Locate all lines in the data below that hold "JSON" and show them.
··· ENTRIES PROVIDED
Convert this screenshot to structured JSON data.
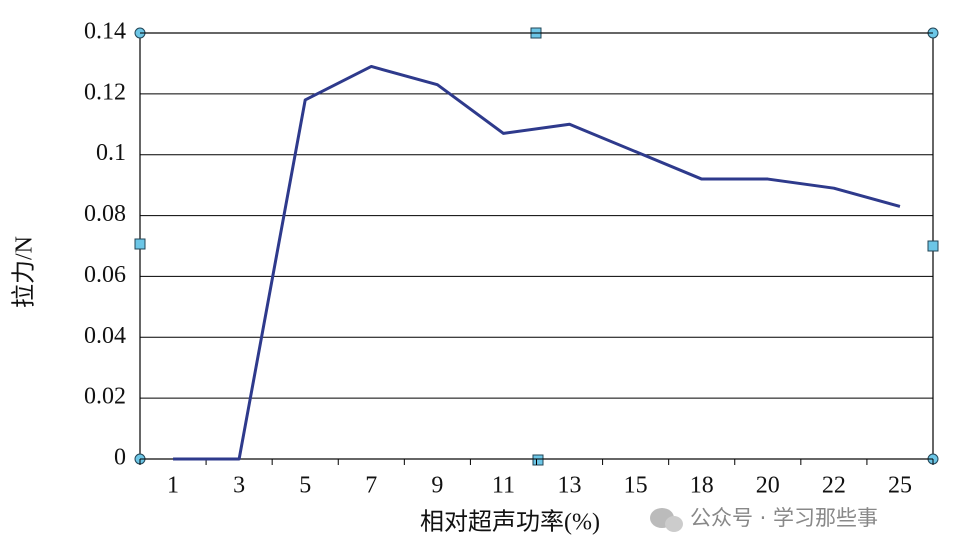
{
  "chart_data": {
    "type": "line",
    "x_label": "相对超声功率(%)",
    "y_label": "拉力/N",
    "categories": [
      "1",
      "3",
      "5",
      "7",
      "9",
      "11",
      "13",
      "15",
      "18",
      "20",
      "22",
      "25"
    ],
    "series": [
      {
        "color": "#2e3a8c",
        "values": [
          0,
          0,
          0.118,
          0.129,
          0.123,
          0.107,
          0.11,
          0.101,
          0.092,
          0.092,
          0.089,
          0.083
        ]
      }
    ],
    "ylim": [
      0,
      0.14
    ],
    "yticks": [
      0,
      0.02,
      0.04,
      0.06,
      0.08,
      0.1,
      0.12,
      0.14
    ],
    "grid": true
  },
  "watermark": "公众号 · 学习那些事"
}
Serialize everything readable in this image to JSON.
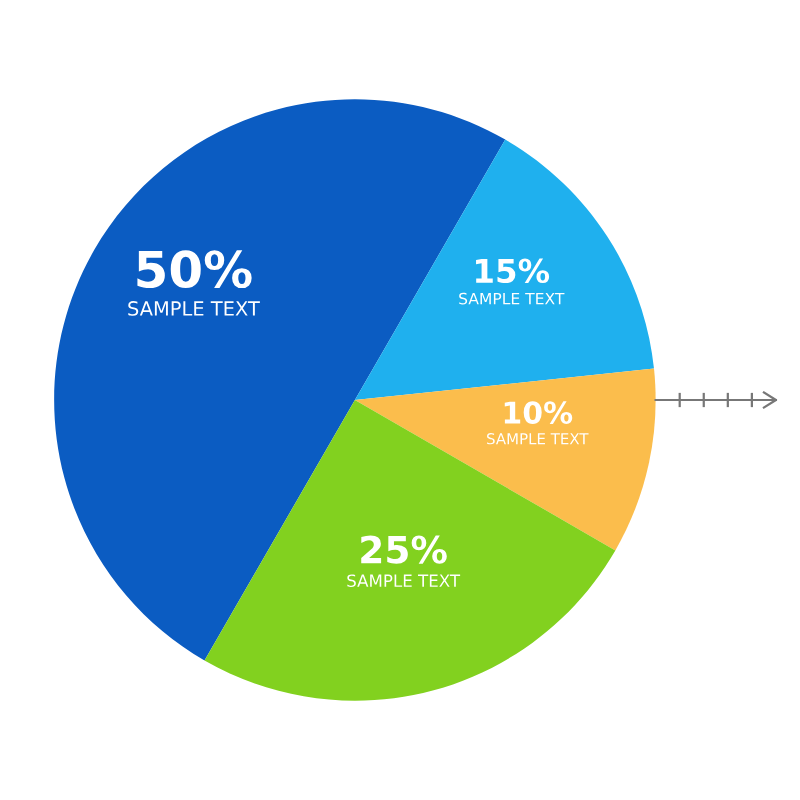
{
  "chart_data": {
    "type": "pie",
    "categories": [
      "SAMPLE TEXT",
      "SAMPLE TEXT",
      "SAMPLE TEXT",
      "SAMPLE TEXT"
    ],
    "values": [
      50,
      15,
      10,
      25
    ],
    "value_labels": [
      "50%",
      "15%",
      "10%",
      "25%"
    ],
    "colors": [
      "#0b5cc2",
      "#1fb0ee",
      "#fbbd4c",
      "#82d11f"
    ]
  }
}
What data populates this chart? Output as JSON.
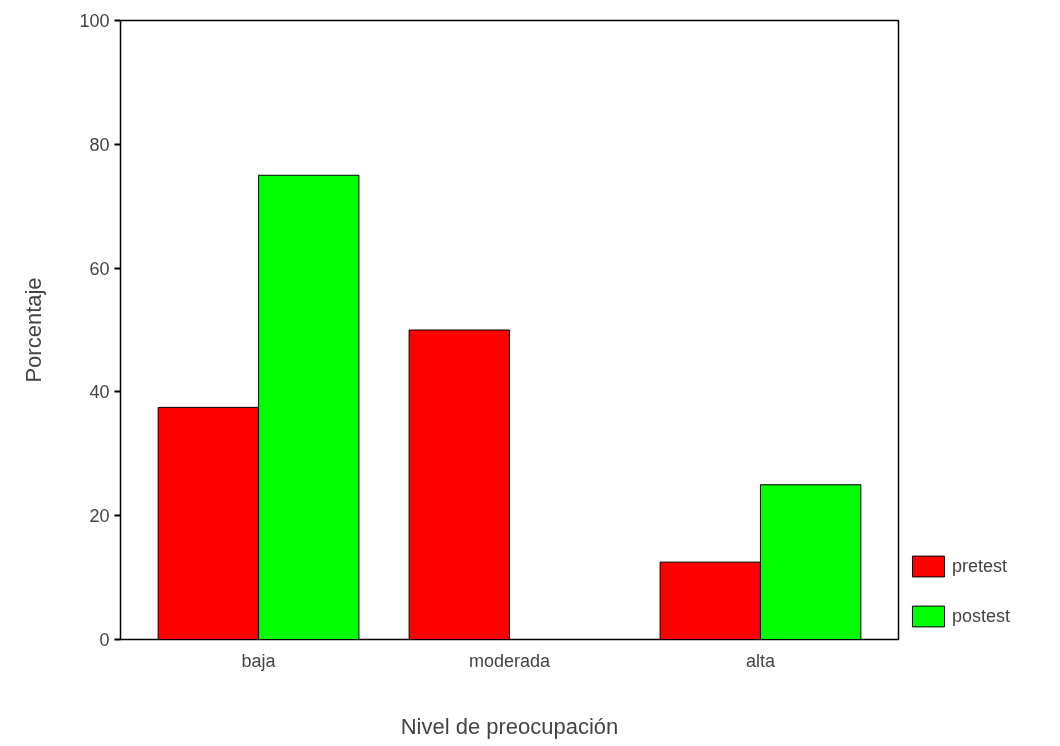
{
  "chart_data": {
    "type": "bar",
    "xlabel": "Nivel de preocupación",
    "ylabel": "Porcentaje",
    "categories": [
      "baja",
      "moderada",
      "alta"
    ],
    "series": [
      {
        "name": "pretest",
        "color": "#ff0000",
        "values": [
          37.5,
          50,
          12.5
        ]
      },
      {
        "name": "postest",
        "color": "#00ff00",
        "values": [
          75,
          0,
          25
        ]
      }
    ],
    "ylim": [
      0,
      100
    ],
    "yticks": [
      0,
      20,
      40,
      60,
      80,
      100
    ],
    "grid": false,
    "legend": "bottom right"
  }
}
······
▶ _RESPONSE TO THIS EXERCISE_
Convert this screenshot to structured JSON data.
Serialize everything readable in this image to JSON.
What data populates this chart? Output as JSON.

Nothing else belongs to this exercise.